# Task instructions:
Render the following material again verbatim, leaving nothing out.
^^^^^^^^
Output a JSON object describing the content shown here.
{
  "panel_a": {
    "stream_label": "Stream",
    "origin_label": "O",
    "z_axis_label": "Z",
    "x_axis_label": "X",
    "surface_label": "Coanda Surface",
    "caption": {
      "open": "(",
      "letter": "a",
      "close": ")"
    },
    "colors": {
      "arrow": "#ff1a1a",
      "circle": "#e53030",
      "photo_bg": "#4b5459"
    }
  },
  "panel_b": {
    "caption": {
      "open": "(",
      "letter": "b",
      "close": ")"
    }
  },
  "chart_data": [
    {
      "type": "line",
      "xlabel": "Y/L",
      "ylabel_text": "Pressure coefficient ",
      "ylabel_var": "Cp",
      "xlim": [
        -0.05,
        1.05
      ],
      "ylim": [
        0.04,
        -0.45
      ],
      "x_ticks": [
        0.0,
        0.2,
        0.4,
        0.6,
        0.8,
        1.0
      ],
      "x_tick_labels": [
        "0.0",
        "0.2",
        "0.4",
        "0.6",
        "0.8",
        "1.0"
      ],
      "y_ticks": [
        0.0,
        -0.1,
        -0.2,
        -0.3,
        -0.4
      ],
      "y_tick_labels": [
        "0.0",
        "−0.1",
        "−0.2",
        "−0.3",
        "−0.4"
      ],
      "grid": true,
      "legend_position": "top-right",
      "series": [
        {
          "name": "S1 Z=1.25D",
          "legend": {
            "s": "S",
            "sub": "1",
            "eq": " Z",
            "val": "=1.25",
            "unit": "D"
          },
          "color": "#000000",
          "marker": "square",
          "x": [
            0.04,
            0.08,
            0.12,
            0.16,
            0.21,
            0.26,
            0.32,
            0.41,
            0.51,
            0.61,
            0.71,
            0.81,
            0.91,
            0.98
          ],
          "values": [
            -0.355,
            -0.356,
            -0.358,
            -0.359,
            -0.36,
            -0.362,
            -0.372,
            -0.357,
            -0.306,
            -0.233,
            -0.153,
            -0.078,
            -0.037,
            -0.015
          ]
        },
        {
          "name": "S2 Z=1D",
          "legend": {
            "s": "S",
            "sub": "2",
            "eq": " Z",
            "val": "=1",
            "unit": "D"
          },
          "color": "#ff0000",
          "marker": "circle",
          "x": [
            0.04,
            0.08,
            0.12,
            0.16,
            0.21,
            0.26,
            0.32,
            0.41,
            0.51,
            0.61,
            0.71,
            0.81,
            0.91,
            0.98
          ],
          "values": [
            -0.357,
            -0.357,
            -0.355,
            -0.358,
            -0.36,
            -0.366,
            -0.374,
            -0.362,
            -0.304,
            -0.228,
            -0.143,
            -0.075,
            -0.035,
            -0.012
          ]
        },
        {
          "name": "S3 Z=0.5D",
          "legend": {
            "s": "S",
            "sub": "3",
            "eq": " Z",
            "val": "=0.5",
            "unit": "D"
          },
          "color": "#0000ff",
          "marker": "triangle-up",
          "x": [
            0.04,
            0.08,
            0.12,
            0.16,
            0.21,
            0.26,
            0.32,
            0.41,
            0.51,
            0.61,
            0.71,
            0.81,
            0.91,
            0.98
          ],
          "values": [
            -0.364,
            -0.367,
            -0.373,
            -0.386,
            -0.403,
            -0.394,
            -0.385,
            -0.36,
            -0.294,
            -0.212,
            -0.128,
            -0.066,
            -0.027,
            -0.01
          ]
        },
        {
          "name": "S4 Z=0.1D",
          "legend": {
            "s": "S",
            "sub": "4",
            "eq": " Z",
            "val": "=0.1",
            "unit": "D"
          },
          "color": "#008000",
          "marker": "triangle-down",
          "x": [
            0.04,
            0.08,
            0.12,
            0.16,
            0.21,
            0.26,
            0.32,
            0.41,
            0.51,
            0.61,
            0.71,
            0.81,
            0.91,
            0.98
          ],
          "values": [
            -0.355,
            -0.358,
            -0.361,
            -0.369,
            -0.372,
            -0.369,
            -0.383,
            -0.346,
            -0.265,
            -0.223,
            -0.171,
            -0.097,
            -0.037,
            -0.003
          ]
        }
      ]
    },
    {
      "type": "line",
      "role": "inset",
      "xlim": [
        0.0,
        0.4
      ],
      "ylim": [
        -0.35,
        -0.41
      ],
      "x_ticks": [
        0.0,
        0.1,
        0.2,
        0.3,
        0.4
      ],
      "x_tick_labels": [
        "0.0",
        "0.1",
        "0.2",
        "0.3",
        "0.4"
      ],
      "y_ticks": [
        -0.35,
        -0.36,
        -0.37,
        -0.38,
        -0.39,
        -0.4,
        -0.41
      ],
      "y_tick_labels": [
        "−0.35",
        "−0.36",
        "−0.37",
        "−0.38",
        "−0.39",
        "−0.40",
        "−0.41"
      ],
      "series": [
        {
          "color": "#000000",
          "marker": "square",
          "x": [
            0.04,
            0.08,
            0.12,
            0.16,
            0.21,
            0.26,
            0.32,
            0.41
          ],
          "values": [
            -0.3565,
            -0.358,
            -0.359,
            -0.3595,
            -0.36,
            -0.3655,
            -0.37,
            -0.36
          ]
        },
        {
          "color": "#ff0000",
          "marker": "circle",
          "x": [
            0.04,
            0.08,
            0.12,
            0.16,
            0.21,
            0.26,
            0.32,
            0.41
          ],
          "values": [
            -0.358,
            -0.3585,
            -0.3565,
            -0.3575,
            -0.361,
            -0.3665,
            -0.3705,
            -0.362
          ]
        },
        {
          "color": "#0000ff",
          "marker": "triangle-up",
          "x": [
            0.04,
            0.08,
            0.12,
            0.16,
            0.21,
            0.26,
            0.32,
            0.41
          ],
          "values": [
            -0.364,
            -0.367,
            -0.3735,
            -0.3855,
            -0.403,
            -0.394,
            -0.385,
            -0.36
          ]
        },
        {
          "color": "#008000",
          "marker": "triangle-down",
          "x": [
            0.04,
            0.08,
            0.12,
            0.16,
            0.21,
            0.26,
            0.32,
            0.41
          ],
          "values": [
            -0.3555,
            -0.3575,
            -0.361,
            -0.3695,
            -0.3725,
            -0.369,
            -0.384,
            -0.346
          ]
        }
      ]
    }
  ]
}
^^^^^^^^
# The result:
Output a JSON object describing the content shown here.
{
  "panel_a": {
    "stream_label": "Stream",
    "origin_label": "O",
    "z_axis_label": "Z",
    "x_axis_label": "X",
    "surface_label": "Coanda Surface",
    "caption": {
      "open": "(",
      "letter": "a",
      "close": ")"
    },
    "colors": {
      "arrow": "#ff1a1a",
      "circle": "#e53030",
      "photo_bg": "#4b5459"
    }
  },
  "panel_b": {
    "caption": {
      "open": "(",
      "letter": "b",
      "close": ")"
    }
  },
  "chart_data": [
    {
      "type": "line",
      "xlabel": "Y/L",
      "ylabel_text": "Pressure coefficient ",
      "ylabel_var": "Cp",
      "xlim": [
        -0.05,
        1.05
      ],
      "ylim": [
        0.04,
        -0.45
      ],
      "x_ticks": [
        0.0,
        0.2,
        0.4,
        0.6,
        0.8,
        1.0
      ],
      "x_tick_labels": [
        "0.0",
        "0.2",
        "0.4",
        "0.6",
        "0.8",
        "1.0"
      ],
      "y_ticks": [
        0.0,
        -0.1,
        -0.2,
        -0.3,
        -0.4
      ],
      "y_tick_labels": [
        "0.0",
        "−0.1",
        "−0.2",
        "−0.3",
        "−0.4"
      ],
      "grid": true,
      "legend_position": "top-right",
      "series": [
        {
          "name": "S1 Z=1.25D",
          "legend": {
            "s": "S",
            "sub": "1",
            "eq": " Z",
            "val": "=1.25",
            "unit": "D"
          },
          "color": "#000000",
          "marker": "square",
          "x": [
            0.04,
            0.08,
            0.12,
            0.16,
            0.21,
            0.26,
            0.32,
            0.41,
            0.51,
            0.61,
            0.71,
            0.81,
            0.91,
            0.98
          ],
          "values": [
            -0.355,
            -0.356,
            -0.358,
            -0.359,
            -0.36,
            -0.362,
            -0.372,
            -0.357,
            -0.306,
            -0.233,
            -0.153,
            -0.078,
            -0.037,
            -0.015
          ]
        },
        {
          "name": "S2 Z=1D",
          "legend": {
            "s": "S",
            "sub": "2",
            "eq": " Z",
            "val": "=1",
            "unit": "D"
          },
          "color": "#ff0000",
          "marker": "circle",
          "x": [
            0.04,
            0.08,
            0.12,
            0.16,
            0.21,
            0.26,
            0.32,
            0.41,
            0.51,
            0.61,
            0.71,
            0.81,
            0.91,
            0.98
          ],
          "values": [
            -0.357,
            -0.357,
            -0.355,
            -0.358,
            -0.36,
            -0.366,
            -0.374,
            -0.362,
            -0.304,
            -0.228,
            -0.143,
            -0.075,
            -0.035,
            -0.012
          ]
        },
        {
          "name": "S3 Z=0.5D",
          "legend": {
            "s": "S",
            "sub": "3",
            "eq": " Z",
            "val": "=0.5",
            "unit": "D"
          },
          "color": "#0000ff",
          "marker": "triangle-up",
          "x": [
            0.04,
            0.08,
            0.12,
            0.16,
            0.21,
            0.26,
            0.32,
            0.41,
            0.51,
            0.61,
            0.71,
            0.81,
            0.91,
            0.98
          ],
          "values": [
            -0.364,
            -0.367,
            -0.373,
            -0.386,
            -0.403,
            -0.394,
            -0.385,
            -0.36,
            -0.294,
            -0.212,
            -0.128,
            -0.066,
            -0.027,
            -0.01
          ]
        },
        {
          "name": "S4 Z=0.1D",
          "legend": {
            "s": "S",
            "sub": "4",
            "eq": " Z",
            "val": "=0.1",
            "unit": "D"
          },
          "color": "#008000",
          "marker": "triangle-down",
          "x": [
            0.04,
            0.08,
            0.12,
            0.16,
            0.21,
            0.26,
            0.32,
            0.41,
            0.51,
            0.61,
            0.71,
            0.81,
            0.91,
            0.98
          ],
          "values": [
            -0.355,
            -0.358,
            -0.361,
            -0.369,
            -0.372,
            -0.369,
            -0.383,
            -0.346,
            -0.265,
            -0.223,
            -0.171,
            -0.097,
            -0.037,
            -0.003
          ]
        }
      ]
    },
    {
      "type": "line",
      "role": "inset",
      "xlim": [
        0.0,
        0.4
      ],
      "ylim": [
        -0.35,
        -0.41
      ],
      "x_ticks": [
        0.0,
        0.1,
        0.2,
        0.3,
        0.4
      ],
      "x_tick_labels": [
        "0.0",
        "0.1",
        "0.2",
        "0.3",
        "0.4"
      ],
      "y_ticks": [
        -0.35,
        -0.36,
        -0.37,
        -0.38,
        -0.39,
        -0.4,
        -0.41
      ],
      "y_tick_labels": [
        "−0.35",
        "−0.36",
        "−0.37",
        "−0.38",
        "−0.39",
        "−0.40",
        "−0.41"
      ],
      "series": [
        {
          "color": "#000000",
          "marker": "square",
          "x": [
            0.04,
            0.08,
            0.12,
            0.16,
            0.21,
            0.26,
            0.32,
            0.41
          ],
          "values": [
            -0.3565,
            -0.358,
            -0.359,
            -0.3595,
            -0.36,
            -0.3655,
            -0.37,
            -0.36
          ]
        },
        {
          "color": "#ff0000",
          "marker": "circle",
          "x": [
            0.04,
            0.08,
            0.12,
            0.16,
            0.21,
            0.26,
            0.32,
            0.41
          ],
          "values": [
            -0.358,
            -0.3585,
            -0.3565,
            -0.3575,
            -0.361,
            -0.3665,
            -0.3705,
            -0.362
          ]
        },
        {
          "color": "#0000ff",
          "marker": "triangle-up",
          "x": [
            0.04,
            0.08,
            0.12,
            0.16,
            0.21,
            0.26,
            0.32,
            0.41
          ],
          "values": [
            -0.364,
            -0.367,
            -0.3735,
            -0.3855,
            -0.403,
            -0.394,
            -0.385,
            -0.36
          ]
        },
        {
          "color": "#008000",
          "marker": "triangle-down",
          "x": [
            0.04,
            0.08,
            0.12,
            0.16,
            0.21,
            0.26,
            0.32,
            0.41
          ],
          "values": [
            -0.3555,
            -0.3575,
            -0.361,
            -0.3695,
            -0.3725,
            -0.369,
            -0.384,
            -0.346
          ]
        }
      ]
    }
  ]
}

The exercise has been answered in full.